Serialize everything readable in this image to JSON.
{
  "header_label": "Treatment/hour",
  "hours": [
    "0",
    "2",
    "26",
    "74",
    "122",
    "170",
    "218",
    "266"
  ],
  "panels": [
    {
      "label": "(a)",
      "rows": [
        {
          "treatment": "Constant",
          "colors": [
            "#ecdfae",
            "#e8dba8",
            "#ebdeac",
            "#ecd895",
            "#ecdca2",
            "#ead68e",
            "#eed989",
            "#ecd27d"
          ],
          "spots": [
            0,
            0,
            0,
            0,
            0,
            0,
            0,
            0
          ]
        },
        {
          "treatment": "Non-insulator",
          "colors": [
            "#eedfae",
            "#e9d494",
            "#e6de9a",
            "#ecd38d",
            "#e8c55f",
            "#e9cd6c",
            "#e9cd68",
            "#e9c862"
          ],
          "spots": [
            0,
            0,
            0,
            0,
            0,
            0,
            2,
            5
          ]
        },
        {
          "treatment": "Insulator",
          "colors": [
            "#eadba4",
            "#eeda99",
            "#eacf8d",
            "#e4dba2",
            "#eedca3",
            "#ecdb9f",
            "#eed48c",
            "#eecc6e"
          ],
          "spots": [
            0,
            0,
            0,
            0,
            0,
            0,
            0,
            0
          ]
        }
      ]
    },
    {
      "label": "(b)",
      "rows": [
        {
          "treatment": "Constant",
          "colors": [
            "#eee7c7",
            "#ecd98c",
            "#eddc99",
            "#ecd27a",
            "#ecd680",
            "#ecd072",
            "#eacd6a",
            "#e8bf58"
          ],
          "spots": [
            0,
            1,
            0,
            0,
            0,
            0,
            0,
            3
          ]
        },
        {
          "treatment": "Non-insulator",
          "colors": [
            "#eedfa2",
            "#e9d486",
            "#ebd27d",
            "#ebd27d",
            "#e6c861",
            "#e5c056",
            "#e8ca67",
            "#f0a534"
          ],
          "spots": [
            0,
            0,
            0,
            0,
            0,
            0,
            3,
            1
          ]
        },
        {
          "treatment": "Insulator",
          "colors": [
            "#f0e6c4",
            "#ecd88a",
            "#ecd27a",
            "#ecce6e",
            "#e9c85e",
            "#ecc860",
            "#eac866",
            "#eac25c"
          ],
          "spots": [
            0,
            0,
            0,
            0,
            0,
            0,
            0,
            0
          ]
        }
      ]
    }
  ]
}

● STATED TASK: Print the material once more, exactly.

● RESPONSE BELOW:
Serialize everything readable in this image to JSON.
{
  "header_label": "Treatment/hour",
  "hours": [
    "0",
    "2",
    "26",
    "74",
    "122",
    "170",
    "218",
    "266"
  ],
  "panels": [
    {
      "label": "(a)",
      "rows": [
        {
          "treatment": "Constant",
          "colors": [
            "#ecdfae",
            "#e8dba8",
            "#ebdeac",
            "#ecd895",
            "#ecdca2",
            "#ead68e",
            "#eed989",
            "#ecd27d"
          ],
          "spots": [
            0,
            0,
            0,
            0,
            0,
            0,
            0,
            0
          ]
        },
        {
          "treatment": "Non-insulator",
          "colors": [
            "#eedfae",
            "#e9d494",
            "#e6de9a",
            "#ecd38d",
            "#e8c55f",
            "#e9cd6c",
            "#e9cd68",
            "#e9c862"
          ],
          "spots": [
            0,
            0,
            0,
            0,
            0,
            0,
            2,
            5
          ]
        },
        {
          "treatment": "Insulator",
          "colors": [
            "#eadba4",
            "#eeda99",
            "#eacf8d",
            "#e4dba2",
            "#eedca3",
            "#ecdb9f",
            "#eed48c",
            "#eecc6e"
          ],
          "spots": [
            0,
            0,
            0,
            0,
            0,
            0,
            0,
            0
          ]
        }
      ]
    },
    {
      "label": "(b)",
      "rows": [
        {
          "treatment": "Constant",
          "colors": [
            "#eee7c7",
            "#ecd98c",
            "#eddc99",
            "#ecd27a",
            "#ecd680",
            "#ecd072",
            "#eacd6a",
            "#e8bf58"
          ],
          "spots": [
            0,
            1,
            0,
            0,
            0,
            0,
            0,
            3
          ]
        },
        {
          "treatment": "Non-insulator",
          "colors": [
            "#eedfa2",
            "#e9d486",
            "#ebd27d",
            "#ebd27d",
            "#e6c861",
            "#e5c056",
            "#e8ca67",
            "#f0a534"
          ],
          "spots": [
            0,
            0,
            0,
            0,
            0,
            0,
            3,
            1
          ]
        },
        {
          "treatment": "Insulator",
          "colors": [
            "#f0e6c4",
            "#ecd88a",
            "#ecd27a",
            "#ecce6e",
            "#e9c85e",
            "#ecc860",
            "#eac866",
            "#eac25c"
          ],
          "spots": [
            0,
            0,
            0,
            0,
            0,
            0,
            0,
            0
          ]
        }
      ]
    }
  ]
}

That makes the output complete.